Interface dataset entries:

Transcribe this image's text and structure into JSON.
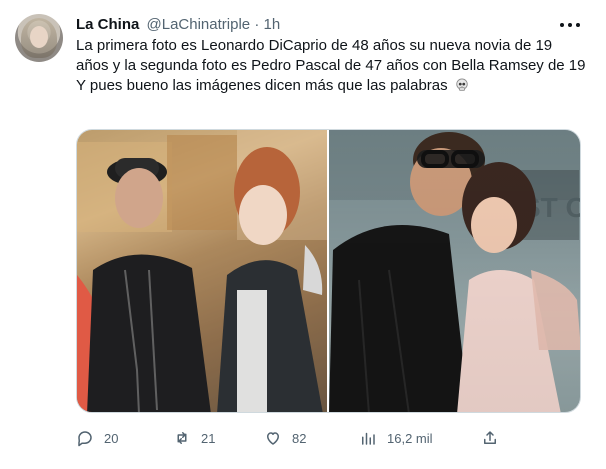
{
  "tweet": {
    "author_name": "La China",
    "handle": "@LaChinatriple",
    "separator": "·",
    "time": "1h",
    "text_line1": "La primera foto es Leonardo DiCaprio de 48 años su nueva novia de 19 años y la segunda foto es Pedro Pascal de 47 años con Bella Ramsey de 19",
    "text_line2": "Y pues bueno las imágenes dicen más que las palabras",
    "icons": {
      "more": "more-icon",
      "skull": "skull-emoji",
      "reply": "reply-icon",
      "retweet": "retweet-icon",
      "like": "like-icon",
      "views": "views-icon",
      "share": "share-icon"
    },
    "stats": {
      "replies": "20",
      "retweets": "21",
      "likes": "82",
      "views": "16,2 mil"
    }
  }
}
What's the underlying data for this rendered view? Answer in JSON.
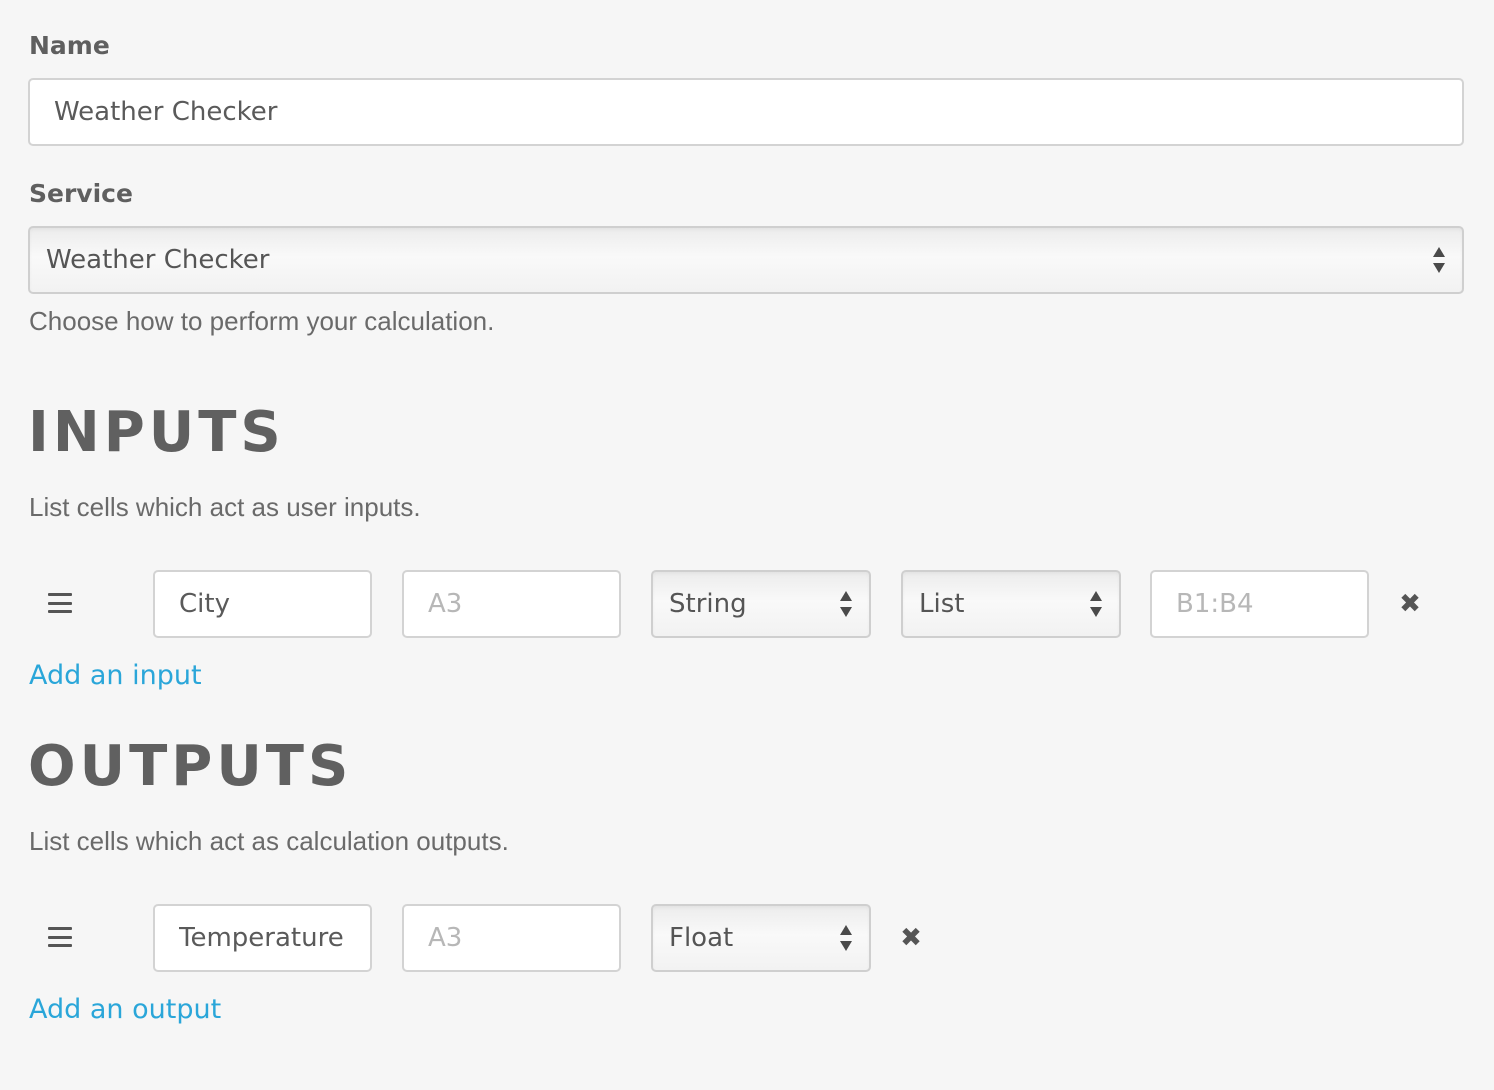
{
  "name": {
    "label": "Name",
    "value": "Weather Checker"
  },
  "service": {
    "label": "Service",
    "selected": "Weather Checker",
    "help": "Choose how to perform your calculation."
  },
  "inputs": {
    "title": "INPUTS",
    "help": "List cells which act as user inputs.",
    "rows": [
      {
        "name": "City",
        "cell_placeholder": "A3",
        "type": "String",
        "mode": "List",
        "range_placeholder": "B1:B4"
      }
    ],
    "add_label": "Add an input"
  },
  "outputs": {
    "title": "OUTPUTS",
    "help": "List cells which act as calculation outputs.",
    "rows": [
      {
        "name": "Temperature",
        "cell_placeholder": "A3",
        "type": "Float"
      }
    ],
    "add_label": "Add an output"
  },
  "icons": {
    "drag": "drag-handle-icon",
    "remove": "close-icon",
    "select": "select-arrows-icon"
  },
  "colors": {
    "background": "#f6f6f6",
    "link": "#2aa6d9",
    "text": "#5d5d5d",
    "border": "#d3d3d3"
  }
}
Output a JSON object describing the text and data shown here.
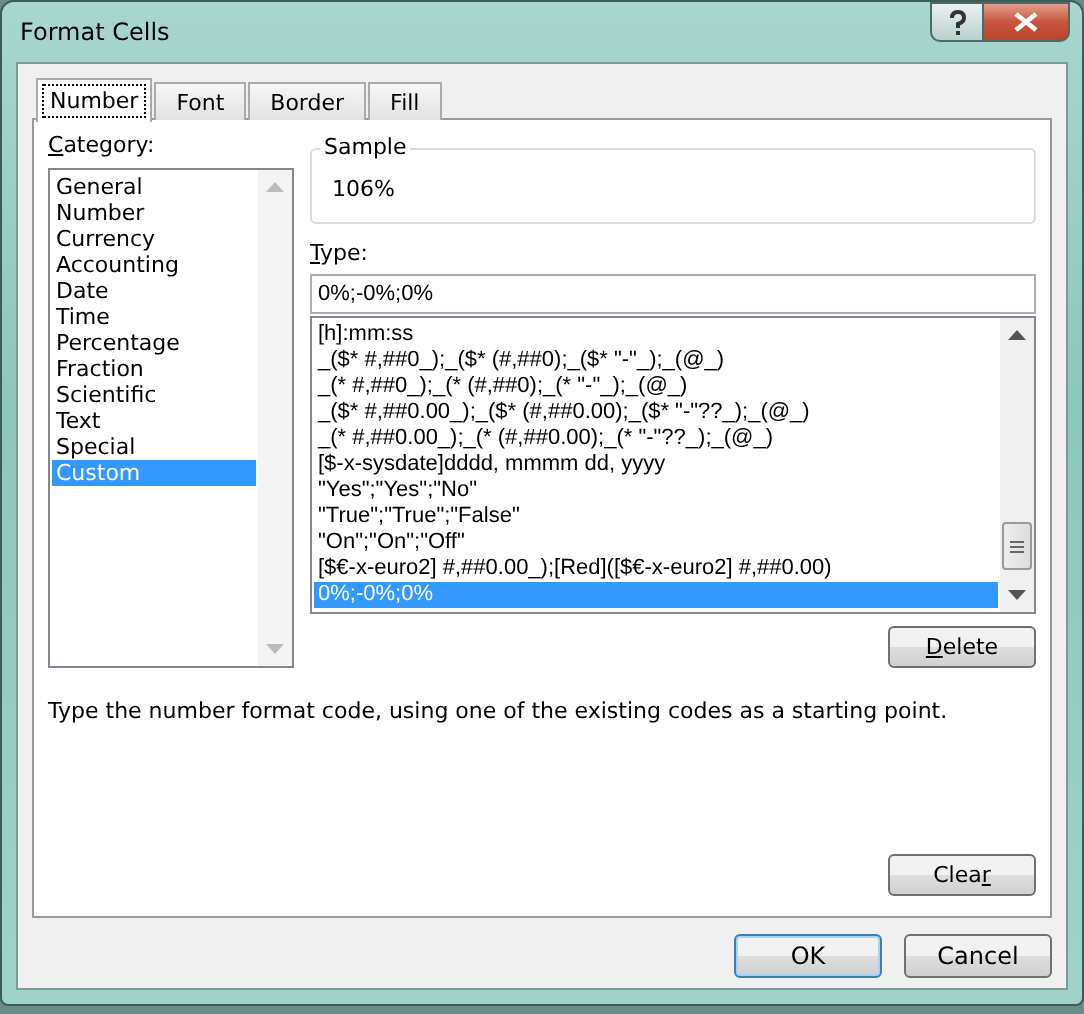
{
  "window": {
    "title": "Format Cells"
  },
  "tabs": [
    {
      "label": "Number",
      "selected": true
    },
    {
      "label": "Font",
      "selected": false
    },
    {
      "label": "Border",
      "selected": false
    },
    {
      "label": "Fill",
      "selected": false
    }
  ],
  "category": {
    "label": {
      "key": "C",
      "rest": "ategory:"
    },
    "items": [
      {
        "label": "General",
        "selected": false
      },
      {
        "label": "Number",
        "selected": false
      },
      {
        "label": "Currency",
        "selected": false
      },
      {
        "label": "Accounting",
        "selected": false
      },
      {
        "label": "Date",
        "selected": false
      },
      {
        "label": "Time",
        "selected": false
      },
      {
        "label": "Percentage",
        "selected": false
      },
      {
        "label": "Fraction",
        "selected": false
      },
      {
        "label": "Scientific",
        "selected": false
      },
      {
        "label": "Text",
        "selected": false
      },
      {
        "label": "Special",
        "selected": false
      },
      {
        "label": "Custom",
        "selected": true
      }
    ]
  },
  "sample": {
    "label": "Sample",
    "value": "106%"
  },
  "type": {
    "label": {
      "key": "T",
      "rest": "ype:"
    },
    "value": "0%;-0%;0%",
    "items": [
      {
        "label": "[h]:mm:ss",
        "selected": false
      },
      {
        "label": "_($* #,##0_);_($* (#,##0);_($* \"-\"_);_(@_)",
        "selected": false
      },
      {
        "label": "_(* #,##0_);_(* (#,##0);_(* \"-\"_);_(@_)",
        "selected": false
      },
      {
        "label": "_($* #,##0.00_);_($* (#,##0.00);_($* \"-\"??_);_(@_)",
        "selected": false
      },
      {
        "label": "_(* #,##0.00_);_(* (#,##0.00);_(* \"-\"??_);_(@_)",
        "selected": false
      },
      {
        "label": "[$-x-sysdate]dddd, mmmm dd, yyyy",
        "selected": false
      },
      {
        "label": "\"Yes\";\"Yes\";\"No\"",
        "selected": false
      },
      {
        "label": "\"True\";\"True\";\"False\"",
        "selected": false
      },
      {
        "label": "\"On\";\"On\";\"Off\"",
        "selected": false
      },
      {
        "label": "[$€-x-euro2] #,##0.00_);[Red]([$€-x-euro2] #,##0.00)",
        "selected": false
      },
      {
        "label": "0%;-0%;0%",
        "selected": true
      }
    ]
  },
  "delete_button": {
    "label": {
      "key": "D",
      "rest": "elete"
    }
  },
  "description": "Type the number format code, using one of the existing codes as a starting point.",
  "clear_button": {
    "label": {
      "pre": "Clea",
      "key": "r"
    }
  },
  "buttons": [
    {
      "label": "OK",
      "kind": "default"
    },
    {
      "label": "Cancel",
      "kind": "normal"
    }
  ]
}
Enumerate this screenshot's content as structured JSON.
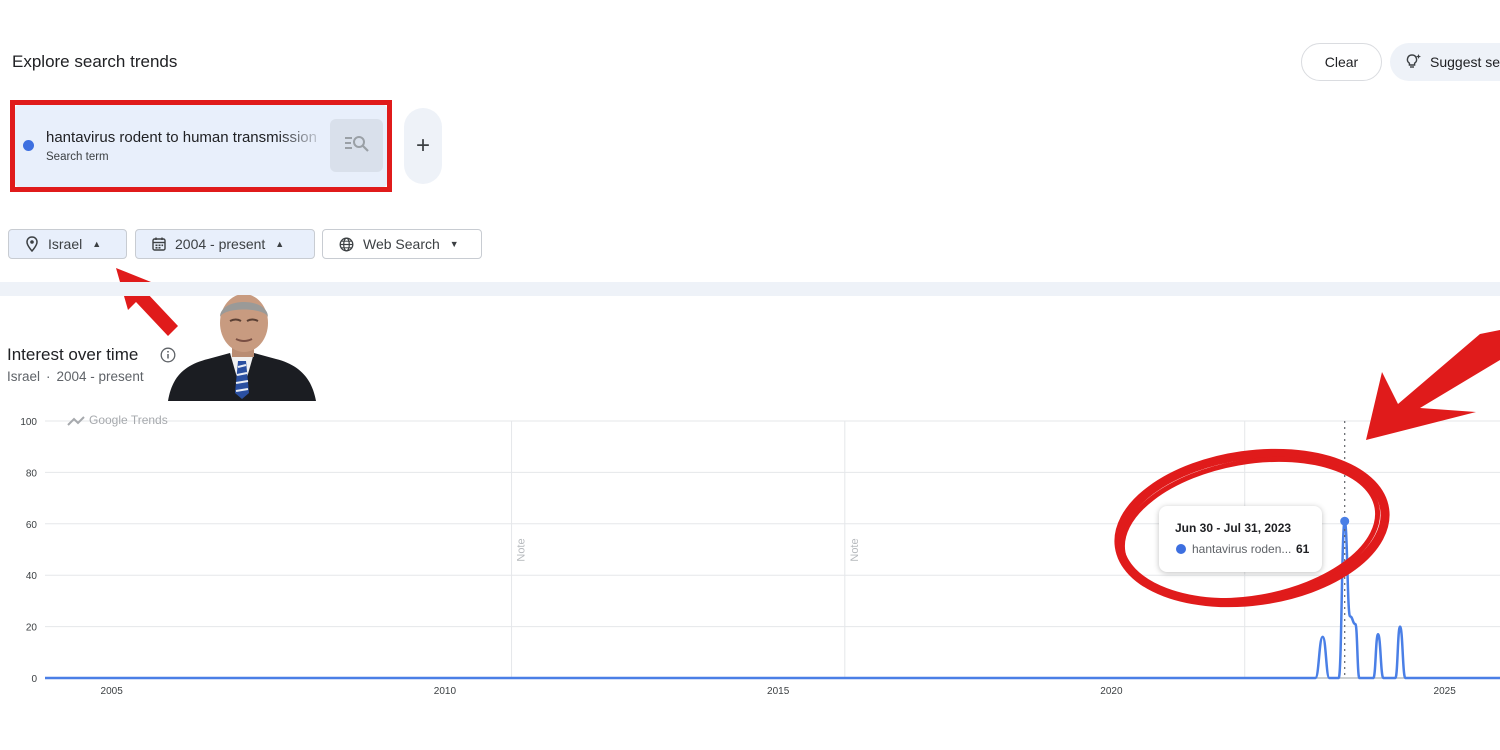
{
  "header": {
    "title": "Explore search trends",
    "clear_label": "Clear",
    "suggest_label": "Suggest sea"
  },
  "search_term": {
    "text": "hantavirus rodent to human transmission",
    "type_label": "Search term",
    "color": "#3d6fe0"
  },
  "add_term_label": "+",
  "filters": {
    "geo": "Israel",
    "time": "2004 - present",
    "property": "Web Search"
  },
  "section": {
    "title": "Interest over time",
    "sub_geo": "Israel",
    "sub_sep": "·",
    "sub_time": "2004 - present"
  },
  "chart_data": {
    "type": "line",
    "watermark": "Google Trends",
    "ylim": [
      0,
      100
    ],
    "yticks": [
      0,
      20,
      40,
      60,
      80,
      100
    ],
    "xlim": [
      2004,
      2025.83
    ],
    "xticks": [
      2005,
      2010,
      2015,
      2020,
      2025
    ],
    "grid": true,
    "series": [
      {
        "name": "hantavirus rodent to human transmission",
        "color": "#4a7fe6",
        "points": [
          [
            2004.0,
            0
          ],
          [
            2005.5,
            0
          ],
          [
            2010.5,
            0
          ],
          [
            2015.5,
            0
          ],
          [
            2020.5,
            0
          ],
          [
            2023.06,
            0
          ],
          [
            2023.17,
            16
          ],
          [
            2023.27,
            0
          ],
          [
            2023.41,
            0
          ],
          [
            2023.5,
            61
          ],
          [
            2023.58,
            24
          ],
          [
            2023.66,
            21
          ],
          [
            2023.72,
            0
          ],
          [
            2023.93,
            0
          ],
          [
            2024.0,
            17
          ],
          [
            2024.08,
            0
          ],
          [
            2024.26,
            0
          ],
          [
            2024.33,
            20
          ],
          [
            2024.41,
            0
          ],
          [
            2025.83,
            0
          ]
        ]
      }
    ],
    "notes": [
      {
        "label": "Note",
        "x": 2011.0
      },
      {
        "label": "Note",
        "x": 2016.0
      }
    ],
    "extra_vlines": [
      2022.0
    ],
    "tooltip": {
      "date": "Jun 30 - Jul 31, 2023",
      "series_label": "hantavirus roden...",
      "value": 61,
      "x": 2023.5
    }
  }
}
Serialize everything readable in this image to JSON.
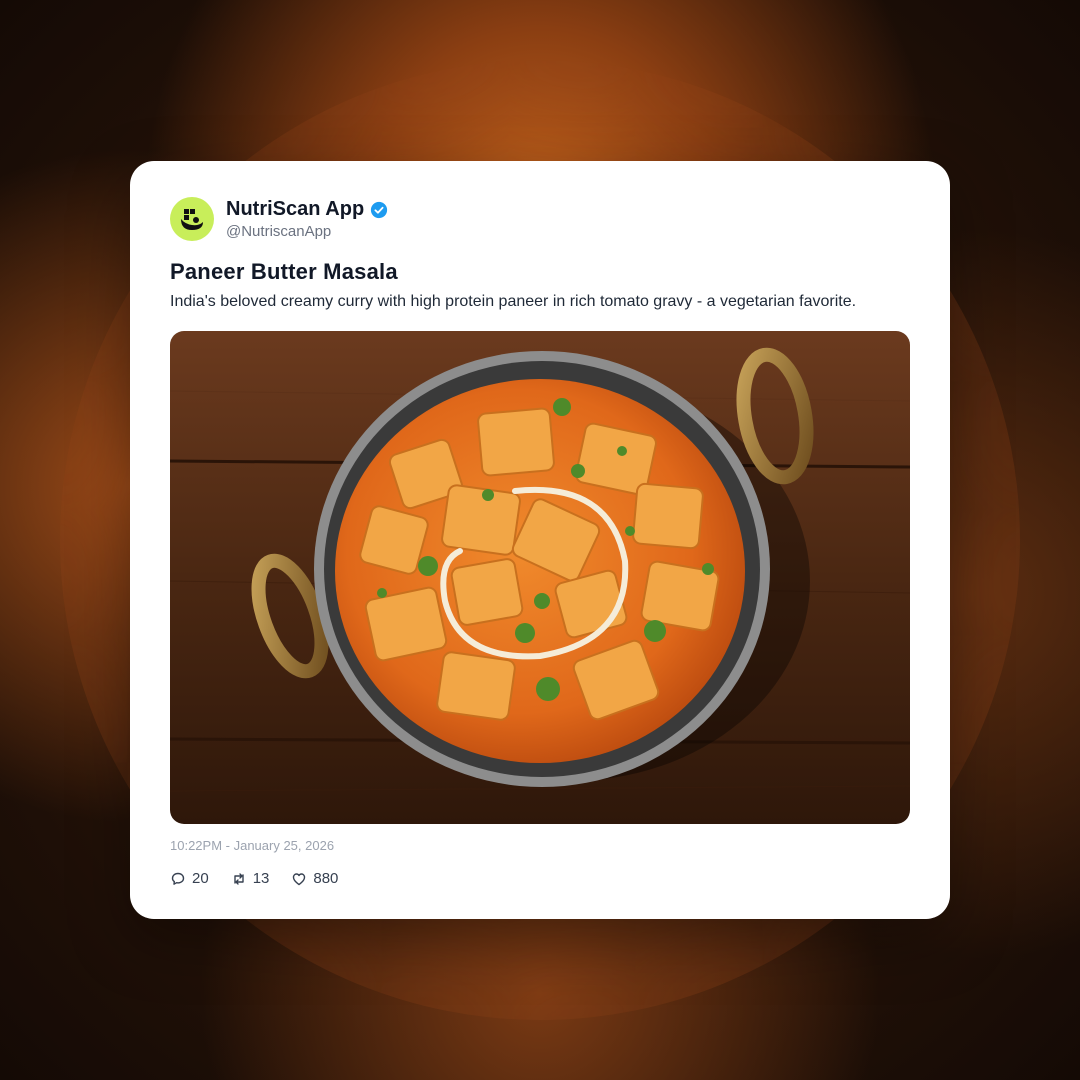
{
  "post": {
    "author": {
      "display_name": "NutriScan App",
      "handle": "@NutriscanApp",
      "verified": true,
      "avatar_color": "#c8ee5a"
    },
    "title": "Paneer Butter Masala",
    "description": "India's beloved creamy curry with high protein paneer in rich tomato gravy - a vegetarian favorite.",
    "timestamp": "10:22PM - January 25, 2026",
    "stats": {
      "replies": "20",
      "reposts": "13",
      "likes": "880"
    }
  },
  "icons": {
    "verified": "verified-badge-icon",
    "reply": "reply-bubble-icon",
    "repost": "repost-arrows-icon",
    "like": "heart-icon"
  },
  "colors": {
    "verified_blue": "#1d9bf0",
    "text_primary": "#111827",
    "text_secondary": "#6b7280"
  }
}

◆ YOUR TASK: Output the records above exactly, leaving out pictures.

◆ SOLUTION:
Transcribe this image's text and structure into JSON.
{
  "tweet": {
    "author_name": "La China",
    "handle": "@LaChinatriple",
    "separator": "·",
    "time": "1h",
    "text_line1": "La primera foto es Leonardo DiCaprio de 48 años su nueva novia de 19 años y la segunda foto es Pedro Pascal de 47 años con Bella Ramsey de 19",
    "text_line2": "Y pues bueno las imágenes dicen más que las palabras",
    "icons": {
      "more": "more-icon",
      "skull": "skull-emoji",
      "reply": "reply-icon",
      "retweet": "retweet-icon",
      "like": "like-icon",
      "views": "views-icon",
      "share": "share-icon"
    },
    "stats": {
      "replies": "20",
      "retweets": "21",
      "likes": "82",
      "views": "16,2 mil"
    }
  }
}
What's the underlying data for this rendered view? Answer in JSON.
{
  "name": {
    "label": "Name",
    "value": "Weather Checker"
  },
  "service": {
    "label": "Service",
    "selected": "Weather Checker",
    "help": "Choose how to perform your calculation."
  },
  "inputs": {
    "title": "INPUTS",
    "help": "List cells which act as user inputs.",
    "rows": [
      {
        "name": "City",
        "cell_placeholder": "A3",
        "type": "String",
        "mode": "List",
        "range_placeholder": "B1:B4"
      }
    ],
    "add_label": "Add an input"
  },
  "outputs": {
    "title": "OUTPUTS",
    "help": "List cells which act as calculation outputs.",
    "rows": [
      {
        "name": "Temperature",
        "cell_placeholder": "A3",
        "type": "Float"
      }
    ],
    "add_label": "Add an output"
  },
  "icons": {
    "drag": "drag-handle-icon",
    "remove": "close-icon",
    "select": "select-arrows-icon"
  },
  "colors": {
    "background": "#f6f6f6",
    "link": "#2aa6d9",
    "text": "#5d5d5d",
    "border": "#d3d3d3"
  }
}
Output a JSON object describing the text and data shown here.
{
  "window": {
    "title": "Format Cells"
  },
  "tabs": [
    {
      "label": "Number",
      "selected": true
    },
    {
      "label": "Font",
      "selected": false
    },
    {
      "label": "Border",
      "selected": false
    },
    {
      "label": "Fill",
      "selected": false
    }
  ],
  "category": {
    "label": {
      "key": "C",
      "rest": "ategory:"
    },
    "items": [
      {
        "label": "General",
        "selected": false
      },
      {
        "label": "Number",
        "selected": false
      },
      {
        "label": "Currency",
        "selected": false
      },
      {
        "label": "Accounting",
        "selected": false
      },
      {
        "label": "Date",
        "selected": false
      },
      {
        "label": "Time",
        "selected": false
      },
      {
        "label": "Percentage",
        "selected": false
      },
      {
        "label": "Fraction",
        "selected": false
      },
      {
        "label": "Scientific",
        "selected": false
      },
      {
        "label": "Text",
        "selected": false
      },
      {
        "label": "Special",
        "selected": false
      },
      {
        "label": "Custom",
        "selected": true
      }
    ]
  },
  "sample": {
    "label": "Sample",
    "value": "106%"
  },
  "type": {
    "label": {
      "key": "T",
      "rest": "ype:"
    },
    "value": "0%;-0%;0%",
    "items": [
      {
        "label": "[h]:mm:ss",
        "selected": false
      },
      {
        "label": "_($* #,##0_);_($* (#,##0);_($* \"-\"_);_(@_)",
        "selected": false
      },
      {
        "label": "_(* #,##0_);_(* (#,##0);_(* \"-\"_);_(@_)",
        "selected": false
      },
      {
        "label": "_($* #,##0.00_);_($* (#,##0.00);_($* \"-\"??_);_(@_)",
        "selected": false
      },
      {
        "label": "_(* #,##0.00_);_(* (#,##0.00);_(* \"-\"??_);_(@_)",
        "selected": false
      },
      {
        "label": "[$-x-sysdate]dddd, mmmm dd, yyyy",
        "selected": false
      },
      {
        "label": "\"Yes\";\"Yes\";\"No\"",
        "selected": false
      },
      {
        "label": "\"True\";\"True\";\"False\"",
        "selected": false
      },
      {
        "label": "\"On\";\"On\";\"Off\"",
        "selected": false
      },
      {
        "label": "[$€-x-euro2] #,##0.00_);[Red]([$€-x-euro2] #,##0.00)",
        "selected": false
      },
      {
        "label": "0%;-0%;0%",
        "selected": true
      }
    ]
  },
  "delete_button": {
    "label": {
      "key": "D",
      "rest": "elete"
    }
  },
  "description": "Type the number format code, using one of the existing codes as a starting point.",
  "clear_button": {
    "label": {
      "pre": "Clea",
      "key": "r"
    }
  },
  "buttons": [
    {
      "label": "OK",
      "kind": "default"
    },
    {
      "label": "Cancel",
      "kind": "normal"
    }
  ]
}
Enumerate this screenshot's content as structured JSON.
{
  "header": {
    "title": "Explore search trends",
    "clear_label": "Clear",
    "suggest_label": "Suggest sea"
  },
  "search_term": {
    "text": "hantavirus rodent to human transmission",
    "type_label": "Search term",
    "color": "#3d6fe0"
  },
  "add_term_label": "+",
  "filters": {
    "geo": "Israel",
    "time": "2004 - present",
    "property": "Web Search"
  },
  "section": {
    "title": "Interest over time",
    "sub_geo": "Israel",
    "sub_sep": "·",
    "sub_time": "2004 - present"
  },
  "chart_data": {
    "type": "line",
    "watermark": "Google Trends",
    "ylim": [
      0,
      100
    ],
    "yticks": [
      0,
      20,
      40,
      60,
      80,
      100
    ],
    "xlim": [
      2004,
      2025.83
    ],
    "xticks": [
      2005,
      2010,
      2015,
      2020,
      2025
    ],
    "grid": true,
    "series": [
      {
        "name": "hantavirus rodent to human transmission",
        "color": "#4a7fe6",
        "points": [
          [
            2004.0,
            0
          ],
          [
            2005.5,
            0
          ],
          [
            2010.5,
            0
          ],
          [
            2015.5,
            0
          ],
          [
            2020.5,
            0
          ],
          [
            2023.06,
            0
          ],
          [
            2023.17,
            16
          ],
          [
            2023.27,
            0
          ],
          [
            2023.41,
            0
          ],
          [
            2023.5,
            61
          ],
          [
            2023.58,
            24
          ],
          [
            2023.66,
            21
          ],
          [
            2023.72,
            0
          ],
          [
            2023.93,
            0
          ],
          [
            2024.0,
            17
          ],
          [
            2024.08,
            0
          ],
          [
            2024.26,
            0
          ],
          [
            2024.33,
            20
          ],
          [
            2024.41,
            0
          ],
          [
            2025.83,
            0
          ]
        ]
      }
    ],
    "notes": [
      {
        "label": "Note",
        "x": 2011.0
      },
      {
        "label": "Note",
        "x": 2016.0
      }
    ],
    "extra_vlines": [
      2022.0
    ],
    "tooltip": {
      "date": "Jun 30 - Jul 31, 2023",
      "series_label": "hantavirus roden...",
      "value": 61,
      "x": 2023.5
    }
  }
}
Serialize everything readable in this image to JSON.
{
  "post": {
    "author": {
      "display_name": "NutriScan App",
      "handle": "@NutriscanApp",
      "verified": true,
      "avatar_color": "#c8ee5a"
    },
    "title": "Paneer Butter Masala",
    "description": "India's beloved creamy curry with high protein paneer in rich tomato gravy - a vegetarian favorite.",
    "timestamp": "10:22PM - January 25, 2026",
    "stats": {
      "replies": "20",
      "reposts": "13",
      "likes": "880"
    }
  },
  "icons": {
    "verified": "verified-badge-icon",
    "reply": "reply-bubble-icon",
    "repost": "repost-arrows-icon",
    "like": "heart-icon"
  },
  "colors": {
    "verified_blue": "#1d9bf0",
    "text_primary": "#111827",
    "text_secondary": "#6b7280"
  }
}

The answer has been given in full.